→ **Exercise aim**
Restate every entry word for word.

→ **Data supplied**
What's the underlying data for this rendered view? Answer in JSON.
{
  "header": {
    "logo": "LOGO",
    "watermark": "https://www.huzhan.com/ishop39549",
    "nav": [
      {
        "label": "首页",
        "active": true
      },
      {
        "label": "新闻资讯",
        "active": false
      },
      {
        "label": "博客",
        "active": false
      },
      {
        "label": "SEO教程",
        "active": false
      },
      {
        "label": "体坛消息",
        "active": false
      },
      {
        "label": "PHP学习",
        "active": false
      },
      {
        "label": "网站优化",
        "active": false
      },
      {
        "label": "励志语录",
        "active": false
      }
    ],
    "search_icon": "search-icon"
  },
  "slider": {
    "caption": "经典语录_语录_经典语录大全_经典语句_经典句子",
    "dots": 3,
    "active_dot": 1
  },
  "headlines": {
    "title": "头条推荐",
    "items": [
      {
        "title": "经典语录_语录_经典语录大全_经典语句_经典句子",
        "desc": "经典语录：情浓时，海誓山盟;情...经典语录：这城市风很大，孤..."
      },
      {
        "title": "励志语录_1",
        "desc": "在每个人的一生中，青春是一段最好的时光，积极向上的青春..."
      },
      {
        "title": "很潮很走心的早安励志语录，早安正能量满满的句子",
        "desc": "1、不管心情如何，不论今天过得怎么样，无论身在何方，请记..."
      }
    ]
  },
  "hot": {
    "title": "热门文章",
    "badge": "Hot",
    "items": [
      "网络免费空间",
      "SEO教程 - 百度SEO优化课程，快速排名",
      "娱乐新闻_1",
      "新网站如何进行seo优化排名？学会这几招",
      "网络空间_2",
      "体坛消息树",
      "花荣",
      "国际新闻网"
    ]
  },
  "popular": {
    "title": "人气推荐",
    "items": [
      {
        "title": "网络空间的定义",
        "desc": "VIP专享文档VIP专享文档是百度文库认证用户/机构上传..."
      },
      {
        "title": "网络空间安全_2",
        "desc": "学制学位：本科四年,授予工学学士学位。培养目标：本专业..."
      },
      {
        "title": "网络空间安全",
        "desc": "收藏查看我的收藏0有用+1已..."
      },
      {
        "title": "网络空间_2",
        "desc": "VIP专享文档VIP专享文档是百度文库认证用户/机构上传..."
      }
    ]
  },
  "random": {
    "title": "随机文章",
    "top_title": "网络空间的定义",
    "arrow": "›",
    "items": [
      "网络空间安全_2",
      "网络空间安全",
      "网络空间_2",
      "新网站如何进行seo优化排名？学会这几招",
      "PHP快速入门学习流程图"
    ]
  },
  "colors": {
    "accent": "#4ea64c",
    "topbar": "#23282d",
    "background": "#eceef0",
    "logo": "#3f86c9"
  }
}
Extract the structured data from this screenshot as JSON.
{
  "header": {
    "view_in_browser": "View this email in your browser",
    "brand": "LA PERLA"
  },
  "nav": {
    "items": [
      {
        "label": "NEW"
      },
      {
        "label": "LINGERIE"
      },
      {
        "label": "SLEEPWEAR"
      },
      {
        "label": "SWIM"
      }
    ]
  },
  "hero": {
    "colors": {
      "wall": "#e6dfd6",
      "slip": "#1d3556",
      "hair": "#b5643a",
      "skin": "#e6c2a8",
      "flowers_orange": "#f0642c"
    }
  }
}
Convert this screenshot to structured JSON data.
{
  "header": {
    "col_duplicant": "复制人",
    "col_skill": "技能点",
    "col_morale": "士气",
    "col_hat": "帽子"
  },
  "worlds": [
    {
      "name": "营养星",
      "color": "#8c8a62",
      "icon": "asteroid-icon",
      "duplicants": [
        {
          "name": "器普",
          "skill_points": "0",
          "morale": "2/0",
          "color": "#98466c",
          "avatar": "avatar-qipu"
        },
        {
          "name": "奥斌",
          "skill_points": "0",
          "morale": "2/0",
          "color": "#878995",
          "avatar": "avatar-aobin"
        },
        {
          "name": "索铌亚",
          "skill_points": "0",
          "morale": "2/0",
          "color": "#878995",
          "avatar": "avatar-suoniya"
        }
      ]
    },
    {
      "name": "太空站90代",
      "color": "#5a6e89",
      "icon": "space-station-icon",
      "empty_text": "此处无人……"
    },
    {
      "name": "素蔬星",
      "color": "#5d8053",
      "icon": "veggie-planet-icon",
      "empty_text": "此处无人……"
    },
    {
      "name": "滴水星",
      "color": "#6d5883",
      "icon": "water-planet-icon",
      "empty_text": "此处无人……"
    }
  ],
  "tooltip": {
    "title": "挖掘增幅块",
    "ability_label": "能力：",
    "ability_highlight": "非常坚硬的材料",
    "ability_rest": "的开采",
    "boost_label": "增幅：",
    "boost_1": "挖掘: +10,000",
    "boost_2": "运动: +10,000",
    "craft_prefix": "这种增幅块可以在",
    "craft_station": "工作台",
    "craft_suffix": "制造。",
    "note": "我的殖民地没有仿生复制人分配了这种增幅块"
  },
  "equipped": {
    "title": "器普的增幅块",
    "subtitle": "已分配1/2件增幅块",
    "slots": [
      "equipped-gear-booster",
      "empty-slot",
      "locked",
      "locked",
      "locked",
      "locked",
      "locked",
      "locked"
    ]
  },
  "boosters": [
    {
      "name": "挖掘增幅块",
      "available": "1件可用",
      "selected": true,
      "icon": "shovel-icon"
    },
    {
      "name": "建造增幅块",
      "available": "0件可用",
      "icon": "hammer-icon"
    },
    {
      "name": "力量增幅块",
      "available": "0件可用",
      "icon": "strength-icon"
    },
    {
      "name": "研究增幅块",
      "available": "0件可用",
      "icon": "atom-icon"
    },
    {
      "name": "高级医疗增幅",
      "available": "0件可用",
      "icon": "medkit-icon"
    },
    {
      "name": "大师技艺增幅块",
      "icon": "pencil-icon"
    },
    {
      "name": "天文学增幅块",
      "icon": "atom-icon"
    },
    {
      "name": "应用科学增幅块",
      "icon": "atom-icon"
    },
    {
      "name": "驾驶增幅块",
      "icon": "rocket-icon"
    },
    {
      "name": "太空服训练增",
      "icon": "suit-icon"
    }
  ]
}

→ **Result below**
What's the underlying data for this rendered view? Answer in JSON.
{
  "header": {
    "logo": "LOGO",
    "watermark": "https://www.huzhan.com/ishop39549",
    "nav": [
      {
        "label": "首页",
        "active": true
      },
      {
        "label": "新闻资讯",
        "active": false
      },
      {
        "label": "博客",
        "active": false
      },
      {
        "label": "SEO教程",
        "active": false
      },
      {
        "label": "体坛消息",
        "active": false
      },
      {
        "label": "PHP学习",
        "active": false
      },
      {
        "label": "网站优化",
        "active": false
      },
      {
        "label": "励志语录",
        "active": false
      }
    ],
    "search_icon": "search-icon"
  },
  "slider": {
    "caption": "经典语录_语录_经典语录大全_经典语句_经典句子",
    "dots": 3,
    "active_dot": 1
  },
  "headlines": {
    "title": "头条推荐",
    "items": [
      {
        "title": "经典语录_语录_经典语录大全_经典语句_经典句子",
        "desc": "经典语录：情浓时，海誓山盟;情...经典语录：这城市风很大，孤..."
      },
      {
        "title": "励志语录_1",
        "desc": "在每个人的一生中，青春是一段最好的时光，积极向上的青春..."
      },
      {
        "title": "很潮很走心的早安励志语录，早安正能量满满的句子",
        "desc": "1、不管心情如何，不论今天过得怎么样，无论身在何方，请记..."
      }
    ]
  },
  "hot": {
    "title": "热门文章",
    "badge": "Hot",
    "items": [
      "网络免费空间",
      "SEO教程 - 百度SEO优化课程，快速排名",
      "娱乐新闻_1",
      "新网站如何进行seo优化排名？学会这几招",
      "网络空间_2",
      "体坛消息树",
      "花荣",
      "国际新闻网"
    ]
  },
  "popular": {
    "title": "人气推荐",
    "items": [
      {
        "title": "网络空间的定义",
        "desc": "VIP专享文档VIP专享文档是百度文库认证用户/机构上传..."
      },
      {
        "title": "网络空间安全_2",
        "desc": "学制学位：本科四年,授予工学学士学位。培养目标：本专业..."
      },
      {
        "title": "网络空间安全",
        "desc": "收藏查看我的收藏0有用+1已..."
      },
      {
        "title": "网络空间_2",
        "desc": "VIP专享文档VIP专享文档是百度文库认证用户/机构上传..."
      }
    ]
  },
  "random": {
    "title": "随机文章",
    "top_title": "网络空间的定义",
    "arrow": "›",
    "items": [
      "网络空间安全_2",
      "网络空间安全",
      "网络空间_2",
      "新网站如何进行seo优化排名？学会这几招",
      "PHP快速入门学习流程图"
    ]
  },
  "colors": {
    "accent": "#4ea64c",
    "topbar": "#23282d",
    "background": "#eceef0",
    "logo": "#3f86c9"
  }
}
Extract the structured data from this screenshot as JSON.
{
  "header": {
    "view_in_browser": "View this email in your browser",
    "brand": "LA PERLA"
  },
  "nav": {
    "items": [
      {
        "label": "NEW"
      },
      {
        "label": "LINGERIE"
      },
      {
        "label": "SLEEPWEAR"
      },
      {
        "label": "SWIM"
      }
    ]
  },
  "hero": {
    "colors": {
      "wall": "#e6dfd6",
      "slip": "#1d3556",
      "hair": "#b5643a",
      "skin": "#e6c2a8",
      "flowers_orange": "#f0642c"
    }
  }
}
Convert this screenshot to structured JSON data.
{
  "header": {
    "col_duplicant": "复制人",
    "col_skill": "技能点",
    "col_morale": "士气",
    "col_hat": "帽子"
  },
  "worlds": [
    {
      "name": "营养星",
      "color": "#8c8a62",
      "icon": "asteroid-icon",
      "duplicants": [
        {
          "name": "器普",
          "skill_points": "0",
          "morale": "2/0",
          "color": "#98466c",
          "avatar": "avatar-qipu"
        },
        {
          "name": "奥斌",
          "skill_points": "0",
          "morale": "2/0",
          "color": "#878995",
          "avatar": "avatar-aobin"
        },
        {
          "name": "索铌亚",
          "skill_points": "0",
          "morale": "2/0",
          "color": "#878995",
          "avatar": "avatar-suoniya"
        }
      ]
    },
    {
      "name": "太空站90代",
      "color": "#5a6e89",
      "icon": "space-station-icon",
      "empty_text": "此处无人……"
    },
    {
      "name": "素蔬星",
      "color": "#5d8053",
      "icon": "veggie-planet-icon",
      "empty_text": "此处无人……"
    },
    {
      "name": "滴水星",
      "color": "#6d5883",
      "icon": "water-planet-icon",
      "empty_text": "此处无人……"
    }
  ],
  "tooltip": {
    "title": "挖掘增幅块",
    "ability_label": "能力：",
    "ability_highlight": "非常坚硬的材料",
    "ability_rest": "的开采",
    "boost_label": "增幅：",
    "boost_1": "挖掘: +10,000",
    "boost_2": "运动: +10,000",
    "craft_prefix": "这种增幅块可以在",
    "craft_station": "工作台",
    "craft_suffix": "制造。",
    "note": "我的殖民地没有仿生复制人分配了这种增幅块"
  },
  "equipped": {
    "title": "器普的增幅块",
    "subtitle": "已分配1/2件增幅块",
    "slots": [
      "equipped-gear-booster",
      "empty-slot",
      "locked",
      "locked",
      "locked",
      "locked",
      "locked",
      "locked"
    ]
  },
  "boosters": [
    {
      "name": "挖掘增幅块",
      "available": "1件可用",
      "selected": true,
      "icon": "shovel-icon"
    },
    {
      "name": "建造增幅块",
      "available": "0件可用",
      "icon": "hammer-icon"
    },
    {
      "name": "力量增幅块",
      "available": "0件可用",
      "icon": "strength-icon"
    },
    {
      "name": "研究增幅块",
      "available": "0件可用",
      "icon": "atom-icon"
    },
    {
      "name": "高级医疗增幅",
      "available": "0件可用",
      "icon": "medkit-icon"
    },
    {
      "name": "大师技艺增幅块",
      "icon": "pencil-icon"
    },
    {
      "name": "天文学增幅块",
      "icon": "atom-icon"
    },
    {
      "name": "应用科学增幅块",
      "icon": "atom-icon"
    },
    {
      "name": "驾驶增幅块",
      "icon": "rocket-icon"
    },
    {
      "name": "太空服训练增",
      "icon": "suit-icon"
    }
  ]
}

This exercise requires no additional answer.